▸ **Stored data**:
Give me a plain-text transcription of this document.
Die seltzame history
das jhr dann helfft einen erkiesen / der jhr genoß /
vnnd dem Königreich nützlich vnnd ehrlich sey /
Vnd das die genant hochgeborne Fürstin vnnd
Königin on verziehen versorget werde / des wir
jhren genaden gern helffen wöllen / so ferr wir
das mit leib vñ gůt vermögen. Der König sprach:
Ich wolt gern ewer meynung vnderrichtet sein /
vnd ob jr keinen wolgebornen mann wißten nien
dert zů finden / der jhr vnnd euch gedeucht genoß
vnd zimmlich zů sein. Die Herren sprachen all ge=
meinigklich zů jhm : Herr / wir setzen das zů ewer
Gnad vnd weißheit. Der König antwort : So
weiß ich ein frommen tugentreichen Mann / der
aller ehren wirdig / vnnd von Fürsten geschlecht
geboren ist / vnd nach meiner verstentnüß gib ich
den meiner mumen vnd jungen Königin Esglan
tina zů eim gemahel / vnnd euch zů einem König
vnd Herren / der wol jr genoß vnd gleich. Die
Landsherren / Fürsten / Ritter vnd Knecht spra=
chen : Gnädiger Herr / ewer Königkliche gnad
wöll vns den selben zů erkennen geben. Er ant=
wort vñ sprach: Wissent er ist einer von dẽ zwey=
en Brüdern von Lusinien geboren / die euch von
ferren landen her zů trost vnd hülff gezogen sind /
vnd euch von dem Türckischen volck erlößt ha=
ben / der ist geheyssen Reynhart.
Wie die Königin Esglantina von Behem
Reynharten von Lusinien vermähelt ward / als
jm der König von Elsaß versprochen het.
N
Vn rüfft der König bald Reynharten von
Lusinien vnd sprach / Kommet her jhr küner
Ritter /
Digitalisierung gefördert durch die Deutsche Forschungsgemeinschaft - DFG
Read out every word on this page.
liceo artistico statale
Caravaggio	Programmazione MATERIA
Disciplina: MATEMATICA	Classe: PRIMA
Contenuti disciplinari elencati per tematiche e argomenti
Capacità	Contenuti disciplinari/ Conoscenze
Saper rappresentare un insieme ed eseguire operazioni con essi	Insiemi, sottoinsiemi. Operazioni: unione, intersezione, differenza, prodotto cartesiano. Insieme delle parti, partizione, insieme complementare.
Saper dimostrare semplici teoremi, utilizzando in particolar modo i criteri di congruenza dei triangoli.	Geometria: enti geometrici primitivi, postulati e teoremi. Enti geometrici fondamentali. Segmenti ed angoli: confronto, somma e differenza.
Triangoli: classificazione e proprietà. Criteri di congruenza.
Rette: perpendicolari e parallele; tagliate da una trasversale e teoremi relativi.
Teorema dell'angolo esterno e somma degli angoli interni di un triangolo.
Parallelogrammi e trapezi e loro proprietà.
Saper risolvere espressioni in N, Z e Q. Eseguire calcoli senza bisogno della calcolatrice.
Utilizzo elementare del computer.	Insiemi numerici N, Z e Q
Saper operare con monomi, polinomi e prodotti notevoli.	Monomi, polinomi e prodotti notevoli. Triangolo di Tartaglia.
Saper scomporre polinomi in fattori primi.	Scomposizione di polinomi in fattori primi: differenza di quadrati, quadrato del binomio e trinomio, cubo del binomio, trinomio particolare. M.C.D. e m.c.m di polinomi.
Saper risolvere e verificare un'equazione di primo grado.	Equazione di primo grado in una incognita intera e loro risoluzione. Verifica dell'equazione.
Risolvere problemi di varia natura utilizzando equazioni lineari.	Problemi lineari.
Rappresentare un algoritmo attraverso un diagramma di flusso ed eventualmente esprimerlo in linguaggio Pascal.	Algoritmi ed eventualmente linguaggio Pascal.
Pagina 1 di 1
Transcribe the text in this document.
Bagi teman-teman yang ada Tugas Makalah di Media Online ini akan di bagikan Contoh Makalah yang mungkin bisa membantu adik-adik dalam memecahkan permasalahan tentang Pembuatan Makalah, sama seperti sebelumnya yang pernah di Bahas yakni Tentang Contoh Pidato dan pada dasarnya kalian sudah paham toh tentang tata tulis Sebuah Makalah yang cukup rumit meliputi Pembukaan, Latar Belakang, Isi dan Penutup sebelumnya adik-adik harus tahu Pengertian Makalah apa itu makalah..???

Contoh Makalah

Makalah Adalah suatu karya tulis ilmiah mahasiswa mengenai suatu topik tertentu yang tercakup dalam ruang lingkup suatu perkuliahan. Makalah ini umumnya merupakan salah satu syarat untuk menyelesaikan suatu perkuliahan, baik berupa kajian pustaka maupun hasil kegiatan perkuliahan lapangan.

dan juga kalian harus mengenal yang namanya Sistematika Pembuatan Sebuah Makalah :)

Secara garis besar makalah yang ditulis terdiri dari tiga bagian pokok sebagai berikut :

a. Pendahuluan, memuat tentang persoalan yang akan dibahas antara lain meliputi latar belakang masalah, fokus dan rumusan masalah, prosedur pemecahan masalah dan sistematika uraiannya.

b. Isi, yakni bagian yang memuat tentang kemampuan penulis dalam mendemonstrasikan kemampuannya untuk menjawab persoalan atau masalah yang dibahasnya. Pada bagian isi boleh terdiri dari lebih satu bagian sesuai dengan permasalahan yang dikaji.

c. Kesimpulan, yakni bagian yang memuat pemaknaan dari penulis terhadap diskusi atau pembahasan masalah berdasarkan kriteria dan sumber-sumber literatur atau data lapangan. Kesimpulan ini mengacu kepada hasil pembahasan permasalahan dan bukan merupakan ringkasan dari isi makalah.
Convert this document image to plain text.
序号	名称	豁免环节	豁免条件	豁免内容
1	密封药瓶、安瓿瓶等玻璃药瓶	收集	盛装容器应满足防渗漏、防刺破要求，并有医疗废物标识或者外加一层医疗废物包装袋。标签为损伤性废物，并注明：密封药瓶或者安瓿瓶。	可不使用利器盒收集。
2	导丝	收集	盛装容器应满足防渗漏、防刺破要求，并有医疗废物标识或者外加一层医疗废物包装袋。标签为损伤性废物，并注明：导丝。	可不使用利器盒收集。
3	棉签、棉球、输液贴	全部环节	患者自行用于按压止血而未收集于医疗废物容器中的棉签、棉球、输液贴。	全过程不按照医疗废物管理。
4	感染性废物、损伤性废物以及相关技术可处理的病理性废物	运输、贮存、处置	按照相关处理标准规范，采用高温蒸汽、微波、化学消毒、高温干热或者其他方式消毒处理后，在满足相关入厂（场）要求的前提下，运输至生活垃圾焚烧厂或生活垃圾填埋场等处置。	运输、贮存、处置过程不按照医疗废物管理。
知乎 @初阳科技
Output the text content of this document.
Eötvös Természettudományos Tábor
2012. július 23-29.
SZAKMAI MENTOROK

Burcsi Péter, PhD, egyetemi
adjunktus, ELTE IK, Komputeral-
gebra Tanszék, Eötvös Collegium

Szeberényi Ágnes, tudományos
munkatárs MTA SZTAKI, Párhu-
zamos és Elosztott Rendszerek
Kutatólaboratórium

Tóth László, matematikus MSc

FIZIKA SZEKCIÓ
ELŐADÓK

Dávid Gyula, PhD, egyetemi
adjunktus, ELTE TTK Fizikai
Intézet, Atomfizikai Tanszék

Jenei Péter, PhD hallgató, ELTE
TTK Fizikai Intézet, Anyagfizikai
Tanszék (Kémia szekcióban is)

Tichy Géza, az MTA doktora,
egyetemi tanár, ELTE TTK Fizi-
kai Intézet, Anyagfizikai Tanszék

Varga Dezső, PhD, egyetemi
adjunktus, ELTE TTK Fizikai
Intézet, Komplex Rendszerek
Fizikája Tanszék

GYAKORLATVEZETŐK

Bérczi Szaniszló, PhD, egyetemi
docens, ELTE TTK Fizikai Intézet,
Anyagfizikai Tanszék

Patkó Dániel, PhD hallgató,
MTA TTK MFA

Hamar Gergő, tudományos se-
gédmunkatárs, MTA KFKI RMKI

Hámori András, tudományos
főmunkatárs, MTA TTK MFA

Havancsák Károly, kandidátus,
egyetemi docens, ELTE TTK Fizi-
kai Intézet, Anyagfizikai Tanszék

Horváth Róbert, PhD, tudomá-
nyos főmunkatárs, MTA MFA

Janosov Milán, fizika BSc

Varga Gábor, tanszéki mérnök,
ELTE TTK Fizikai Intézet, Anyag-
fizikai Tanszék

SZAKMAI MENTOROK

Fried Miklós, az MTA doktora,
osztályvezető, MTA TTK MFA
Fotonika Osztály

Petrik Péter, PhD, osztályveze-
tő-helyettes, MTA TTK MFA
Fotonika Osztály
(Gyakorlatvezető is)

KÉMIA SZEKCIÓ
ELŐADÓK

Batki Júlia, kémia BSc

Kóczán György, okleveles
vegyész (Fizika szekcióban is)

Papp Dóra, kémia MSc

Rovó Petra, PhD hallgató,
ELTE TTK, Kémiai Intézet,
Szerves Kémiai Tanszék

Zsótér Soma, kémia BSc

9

▸ **Task**:
In the listing above, find the lines holding the word "标签为损伤性废物" and copy them.

▸ **Answer to the exercise**:
1	密封药瓶、安瓿瓶等玻璃药瓶	收集	盛装容器应满足防渗漏、防刺破要求，并有医疗废物标识或者外加一层医疗废物包装袋。标签为损伤性废物，并注明：密封药瓶或者安瓿瓶。	可不使用利器盒收集。
2	导丝	收集	盛装容器应满足防渗漏、防刺破要求，并有医疗废物标识或者外加一层医疗废物包装袋。标签为损伤性废物，并注明：导丝。	可不使用利器盒收集。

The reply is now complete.